Terralaboris asbl

Conditions d’exportabilité des pensions hors Union européenne : la Cour de cassation interroge la Cour constitutionnelle

Commentaire de Cass., 27 mai 2013, R.G. S.12.0081.F

Mis en ligne le lundi 29 juillet 2013


Cour de cassation, 27 mai 2013, R.G. n° S.12.0081.F

Terra Laboris asbl

Dans un arrêt du 27 mai 2013, la Cour de cassation pose à la Cour constitutionnelle une question en matière de paiement à l’étranger des pensions de retraite, et ce eu égard aux exigences relatives à la condition de résidence.

Les faits

M. R., citoyen d’origine malgache, bénéficie depuis le 1er décembre 1999 d’une pension de retraite eu égard à une carrière de 21 ans de travail salarié en Belgique. Il bénéficie également d’un complément octroyé au titre de GRAPA.

Envisageant de retourner à Madagascar, il s’informe auprès de l’O.N.P. sur l’incidence de ce déménagement sur sa pension et la GRAPA. Des réponses lui sont données par l’O.N.P. au titre d’information : La GRAPA n’est pas exportable à l’étranger et la pension de retraite ne l’est pas davantage dans le cas d’espèce dès lors qu’il n’y a pas de convention de sécurité sociale entre la Belgique et Madagascar.

L’intéressé quitte la Belgique en décembre 2006. Sa pension et la GRAPA sont suspendues. L’O.N.P. décide également de la récupération de la GRAPA et de la pension de retraite mais il a été renoncé à cette récupération.

Le litige concerne dès lors uniquement la décision de suspension.

L’intéressé est débouté de sa contestation sur la suspension par le premier juge.

La huitième chambre de la cour du travail de Bruxelles a rendu deux arrêts qui ont été commentés sur le site www.terralaboris.be. Le présent commentaire est dès lors succinct sur ces arrêts et notamment ne reprend pas l’abondante jurisprudence de la Cour européenne à laquelle ils font référence.

Décision de la cour du travail

Dans un premier arrêt du 17 février 2011, la cour du travail, statuant par défaut contre l’intéressé, constate que celui-ci ne semble pas contester le non-paiement à l’étranger de la garantie de revenus aux personnes âgées et limite le litige à la suspension de la pension de retraite.

L’arrêt constate que l’intéressé soulève une discrimination sous l’angle des articles 10 et 11 de la Constitution et/ou sous l’angle de l’article 1er du premier Protocole additionnel à la Convention européenne des droits de l’homme et l’article 14 de cette Convention.

La cour du travail rappelle les règles dégagées par la Cour européenne quant à cet article 1er du premier Protocole et à l’article 14 de la Convention.

*CONSIGNE:* D'après le commentaire d'arrêt, pourquoi l'O.N.P. indique-t-il que la pension de retraite de M. R. ne peut pas être payée à Madagascar ?

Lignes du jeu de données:
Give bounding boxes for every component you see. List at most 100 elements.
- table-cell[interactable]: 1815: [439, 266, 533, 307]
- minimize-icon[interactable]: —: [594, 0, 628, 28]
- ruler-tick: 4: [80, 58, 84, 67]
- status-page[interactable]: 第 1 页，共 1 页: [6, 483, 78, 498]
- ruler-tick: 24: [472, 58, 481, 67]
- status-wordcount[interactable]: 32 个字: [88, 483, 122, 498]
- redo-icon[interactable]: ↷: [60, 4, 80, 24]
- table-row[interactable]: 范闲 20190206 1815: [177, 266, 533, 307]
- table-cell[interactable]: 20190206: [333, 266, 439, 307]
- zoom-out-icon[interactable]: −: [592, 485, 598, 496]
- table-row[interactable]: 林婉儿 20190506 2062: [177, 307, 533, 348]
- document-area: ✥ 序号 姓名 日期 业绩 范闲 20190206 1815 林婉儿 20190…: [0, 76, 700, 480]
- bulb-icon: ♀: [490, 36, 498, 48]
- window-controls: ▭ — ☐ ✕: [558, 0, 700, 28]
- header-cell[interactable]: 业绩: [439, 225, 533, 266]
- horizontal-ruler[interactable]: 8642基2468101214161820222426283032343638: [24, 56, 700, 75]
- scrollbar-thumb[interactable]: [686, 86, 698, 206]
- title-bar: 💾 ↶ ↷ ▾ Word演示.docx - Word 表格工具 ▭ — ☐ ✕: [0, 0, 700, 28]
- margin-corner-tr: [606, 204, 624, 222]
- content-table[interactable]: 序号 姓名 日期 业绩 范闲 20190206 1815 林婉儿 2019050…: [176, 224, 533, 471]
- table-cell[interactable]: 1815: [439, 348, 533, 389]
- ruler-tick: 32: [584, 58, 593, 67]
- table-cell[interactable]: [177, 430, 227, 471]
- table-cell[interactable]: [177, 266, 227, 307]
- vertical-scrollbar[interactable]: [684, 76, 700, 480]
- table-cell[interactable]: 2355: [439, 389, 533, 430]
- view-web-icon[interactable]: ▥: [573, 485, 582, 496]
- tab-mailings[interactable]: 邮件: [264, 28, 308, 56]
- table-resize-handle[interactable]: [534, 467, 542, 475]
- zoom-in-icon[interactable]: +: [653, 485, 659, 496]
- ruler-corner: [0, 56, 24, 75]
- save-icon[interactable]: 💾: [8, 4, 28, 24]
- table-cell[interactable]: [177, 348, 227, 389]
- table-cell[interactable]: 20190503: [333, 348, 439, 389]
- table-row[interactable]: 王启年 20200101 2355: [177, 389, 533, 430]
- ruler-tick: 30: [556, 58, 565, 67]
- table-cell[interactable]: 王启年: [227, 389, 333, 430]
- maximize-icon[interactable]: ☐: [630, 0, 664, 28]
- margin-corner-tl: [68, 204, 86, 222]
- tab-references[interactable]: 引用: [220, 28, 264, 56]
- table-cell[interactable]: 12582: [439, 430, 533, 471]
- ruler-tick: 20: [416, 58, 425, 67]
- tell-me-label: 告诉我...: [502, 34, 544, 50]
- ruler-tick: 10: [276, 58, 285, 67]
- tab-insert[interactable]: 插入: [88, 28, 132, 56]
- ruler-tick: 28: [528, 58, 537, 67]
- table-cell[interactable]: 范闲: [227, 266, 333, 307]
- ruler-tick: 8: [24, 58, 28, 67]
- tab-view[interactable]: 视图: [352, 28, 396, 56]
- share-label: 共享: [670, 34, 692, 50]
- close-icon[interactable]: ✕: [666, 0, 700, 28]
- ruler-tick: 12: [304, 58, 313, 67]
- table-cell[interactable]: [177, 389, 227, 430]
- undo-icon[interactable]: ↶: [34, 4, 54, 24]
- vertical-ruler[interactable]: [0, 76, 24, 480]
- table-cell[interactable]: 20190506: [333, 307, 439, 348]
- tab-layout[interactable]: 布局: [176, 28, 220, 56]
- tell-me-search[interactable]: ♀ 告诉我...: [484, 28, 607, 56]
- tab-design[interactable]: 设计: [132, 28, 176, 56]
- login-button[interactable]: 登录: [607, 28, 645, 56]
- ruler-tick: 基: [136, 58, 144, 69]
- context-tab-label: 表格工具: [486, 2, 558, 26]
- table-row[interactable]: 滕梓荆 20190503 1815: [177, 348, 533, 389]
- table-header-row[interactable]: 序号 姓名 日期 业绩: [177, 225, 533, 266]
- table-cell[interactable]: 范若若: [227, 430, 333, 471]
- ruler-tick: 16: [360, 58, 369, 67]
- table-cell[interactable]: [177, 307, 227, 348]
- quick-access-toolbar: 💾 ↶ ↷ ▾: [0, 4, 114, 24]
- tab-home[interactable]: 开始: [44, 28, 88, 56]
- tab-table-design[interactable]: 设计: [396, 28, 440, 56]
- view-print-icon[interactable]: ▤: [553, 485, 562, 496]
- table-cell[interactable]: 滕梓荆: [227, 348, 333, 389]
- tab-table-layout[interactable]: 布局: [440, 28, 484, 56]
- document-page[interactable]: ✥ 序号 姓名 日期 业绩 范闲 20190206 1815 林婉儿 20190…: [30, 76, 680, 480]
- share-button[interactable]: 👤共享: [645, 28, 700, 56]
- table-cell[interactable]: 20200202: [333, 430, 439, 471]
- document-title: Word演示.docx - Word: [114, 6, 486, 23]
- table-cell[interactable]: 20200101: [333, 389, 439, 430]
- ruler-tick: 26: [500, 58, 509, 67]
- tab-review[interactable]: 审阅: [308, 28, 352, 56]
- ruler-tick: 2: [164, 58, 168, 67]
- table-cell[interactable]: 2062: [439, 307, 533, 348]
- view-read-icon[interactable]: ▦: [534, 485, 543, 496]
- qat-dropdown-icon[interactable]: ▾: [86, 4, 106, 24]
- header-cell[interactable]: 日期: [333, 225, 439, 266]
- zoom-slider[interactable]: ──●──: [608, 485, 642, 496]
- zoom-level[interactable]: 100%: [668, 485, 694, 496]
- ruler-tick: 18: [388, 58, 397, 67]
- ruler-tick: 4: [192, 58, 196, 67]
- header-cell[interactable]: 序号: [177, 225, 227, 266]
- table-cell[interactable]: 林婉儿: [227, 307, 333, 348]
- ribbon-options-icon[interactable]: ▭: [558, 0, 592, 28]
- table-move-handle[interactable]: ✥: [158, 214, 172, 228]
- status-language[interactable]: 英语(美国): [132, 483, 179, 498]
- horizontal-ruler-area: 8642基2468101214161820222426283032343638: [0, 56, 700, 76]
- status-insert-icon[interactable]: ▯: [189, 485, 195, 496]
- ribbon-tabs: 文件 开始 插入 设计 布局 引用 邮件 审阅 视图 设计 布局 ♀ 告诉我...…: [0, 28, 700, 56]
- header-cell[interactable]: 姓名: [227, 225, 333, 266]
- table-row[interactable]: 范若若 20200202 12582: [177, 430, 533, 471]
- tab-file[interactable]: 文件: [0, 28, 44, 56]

*RÉPONSE COMPLÈTE:* Il n'existe pas de convention de sécurité sociale entre la Belgique et Madagascar.